Your task
Every line below must be reproduced exactly. Copy them all.

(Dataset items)
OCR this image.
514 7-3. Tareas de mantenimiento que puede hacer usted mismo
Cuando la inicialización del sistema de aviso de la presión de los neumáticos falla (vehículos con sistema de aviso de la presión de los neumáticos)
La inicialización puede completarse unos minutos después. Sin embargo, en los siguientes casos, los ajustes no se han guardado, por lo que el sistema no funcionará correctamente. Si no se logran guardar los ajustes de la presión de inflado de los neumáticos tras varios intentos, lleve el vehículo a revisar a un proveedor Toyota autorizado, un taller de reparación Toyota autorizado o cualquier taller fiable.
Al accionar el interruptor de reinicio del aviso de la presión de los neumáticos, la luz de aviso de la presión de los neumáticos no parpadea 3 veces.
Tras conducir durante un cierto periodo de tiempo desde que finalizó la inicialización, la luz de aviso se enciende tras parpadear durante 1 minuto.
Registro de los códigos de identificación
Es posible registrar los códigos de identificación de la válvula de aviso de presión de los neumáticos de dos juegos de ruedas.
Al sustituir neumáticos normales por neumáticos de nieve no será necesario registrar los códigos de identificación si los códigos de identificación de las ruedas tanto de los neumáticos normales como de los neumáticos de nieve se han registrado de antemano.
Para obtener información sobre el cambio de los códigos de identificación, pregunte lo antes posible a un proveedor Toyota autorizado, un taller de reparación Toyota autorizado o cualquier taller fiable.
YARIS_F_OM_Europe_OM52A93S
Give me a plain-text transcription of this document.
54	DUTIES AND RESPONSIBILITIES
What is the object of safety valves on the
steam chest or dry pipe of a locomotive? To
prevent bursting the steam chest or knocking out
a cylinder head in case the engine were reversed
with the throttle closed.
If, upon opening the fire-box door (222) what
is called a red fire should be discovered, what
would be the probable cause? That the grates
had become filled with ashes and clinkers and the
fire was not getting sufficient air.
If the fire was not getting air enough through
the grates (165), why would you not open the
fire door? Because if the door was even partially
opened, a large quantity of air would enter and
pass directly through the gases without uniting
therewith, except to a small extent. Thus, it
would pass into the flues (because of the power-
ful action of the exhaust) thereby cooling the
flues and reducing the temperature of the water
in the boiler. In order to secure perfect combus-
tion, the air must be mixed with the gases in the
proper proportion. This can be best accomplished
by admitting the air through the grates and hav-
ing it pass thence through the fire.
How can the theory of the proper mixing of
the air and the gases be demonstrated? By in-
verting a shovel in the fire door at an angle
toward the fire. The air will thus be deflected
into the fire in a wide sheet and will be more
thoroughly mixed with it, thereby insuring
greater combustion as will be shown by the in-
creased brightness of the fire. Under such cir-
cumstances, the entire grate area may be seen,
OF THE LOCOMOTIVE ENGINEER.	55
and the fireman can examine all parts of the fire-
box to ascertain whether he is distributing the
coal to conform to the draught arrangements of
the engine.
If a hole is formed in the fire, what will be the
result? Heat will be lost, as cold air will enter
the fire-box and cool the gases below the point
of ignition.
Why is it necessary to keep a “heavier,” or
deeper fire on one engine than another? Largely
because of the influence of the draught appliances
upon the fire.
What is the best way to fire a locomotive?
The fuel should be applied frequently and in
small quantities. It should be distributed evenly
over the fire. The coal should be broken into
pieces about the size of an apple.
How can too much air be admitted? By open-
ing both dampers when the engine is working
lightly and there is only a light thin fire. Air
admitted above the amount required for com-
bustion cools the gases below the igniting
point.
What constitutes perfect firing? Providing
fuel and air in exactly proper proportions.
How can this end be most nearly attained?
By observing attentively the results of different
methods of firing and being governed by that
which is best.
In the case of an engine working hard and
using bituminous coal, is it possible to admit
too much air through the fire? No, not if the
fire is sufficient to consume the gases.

Written solution
OCR this image.
514 7-3. Tareas de mantenimiento que puede hacer usted mismo
Cuando la inicialización del sistema de aviso de la presión de los neumáticos falla (vehículos con sistema de aviso de la presión de los neumáticos)
La inicialización puede completarse unos minutos después. Sin embargo, en los siguientes casos, los ajustes no se han guardado, por lo que el sistema no funcionará correctamente. Si no se logran guardar los ajustes de la presión de inflado de los neumáticos tras varios intentos, lleve el vehículo a revisar a un proveedor Toyota autorizado, un taller de reparación Toyota autorizado o cualquier taller fiable.
Al accionar el interruptor de reinicio del aviso de la presión de los neumáticos, la luz de aviso de la presión de los neumáticos no parpadea 3 veces.
Tras conducir durante un cierto periodo de tiempo desde que finalizó la inicialización, la luz de aviso se enciende tras parpadear durante 1 minuto.
Registro de los códigos de identificación
Es posible registrar los códigos de identificación de la válvula de aviso de presión de los neumáticos de dos juegos de ruedas.
Al sustituir neumáticos normales por neumáticos de nieve no será necesario registrar los códigos de identificación si los códigos de identificación de las ruedas tanto de los neumáticos normales como de los neumáticos de nieve se han registrado de antemano.
Para obtener información sobre el cambio de los códigos de identificación, pregunte lo antes posible a un proveedor Toyota autorizado, un taller de reparación Toyota autorizado o cualquier taller fiable.
YARIS_F_OM_Europe_OM52A93S
Give me a plain-text transcription of this document.
54	DUTIES AND RESPONSIBILITIES
What is the object of safety valves on the
steam chest or dry pipe of a locomotive? To
prevent bursting the steam chest or knocking out
a cylinder head in case the engine were reversed
with the throttle closed.
If, upon opening the fire-box door (222) what
is called a red fire should be discovered, what
would be the probable cause? That the grates
had become filled with ashes and clinkers and the
fire was not getting sufficient air.
If the fire was not getting air enough through
the grates (165), why would you not open the
fire door? Because if the door was even partially
opened, a large quantity of air would enter and
pass directly through the gases without uniting
therewith, except to a small extent. Thus, it
would pass into the flues (because of the power-
ful action of the exhaust) thereby cooling the
flues and reducing the temperature of the water
in the boiler. In order to secure perfect combus-
tion, the air must be mixed with the gases in the
proper proportion. This can be best accomplished
by admitting the air through the grates and hav-
ing it pass thence through the fire.
How can the theory of the proper mixing of
the air and the gases be demonstrated? By in-
verting a shovel in the fire door at an angle
toward the fire. The air will thus be deflected
into the fire in a wide sheet and will be more
thoroughly mixed with it, thereby insuring
greater combustion as will be shown by the in-
creased brightness of the fire. Under such cir-
cumstances, the entire grate area may be seen,
OF THE LOCOMOTIVE ENGINEER.	55
and the fireman can examine all parts of the fire-
box to ascertain whether he is distributing the
coal to conform to the draught arrangements of
the engine.
If a hole is formed in the fire, what will be the
result? Heat will be lost, as cold air will enter
the fire-box and cool the gases below the point
of ignition.
Why is it necessary to keep a “heavier,” or
deeper fire on one engine than another? Largely
because of the influence of the draught appliances
upon the fire.
What is the best way to fire a locomotive?
The fuel should be applied frequently and in
small quantities. It should be distributed evenly
over the fire. The coal should be broken into
pieces about the size of an apple.
How can too much air be admitted? By open-
ing both dampers when the engine is working
lightly and there is only a light thin fire. Air
admitted above the amount required for com-
bustion cools the gases below the igniting
point.
What constitutes perfect firing? Providing
fuel and air in exactly proper proportions.
How can this end be most nearly attained?
By observing attentively the results of different
methods of firing and being governed by that
which is best.
In the case of an engine working hard and
using bituminous coal, is it possible to admit
too much air through the fire? No, not if the
fire is sufficient to consume the gases.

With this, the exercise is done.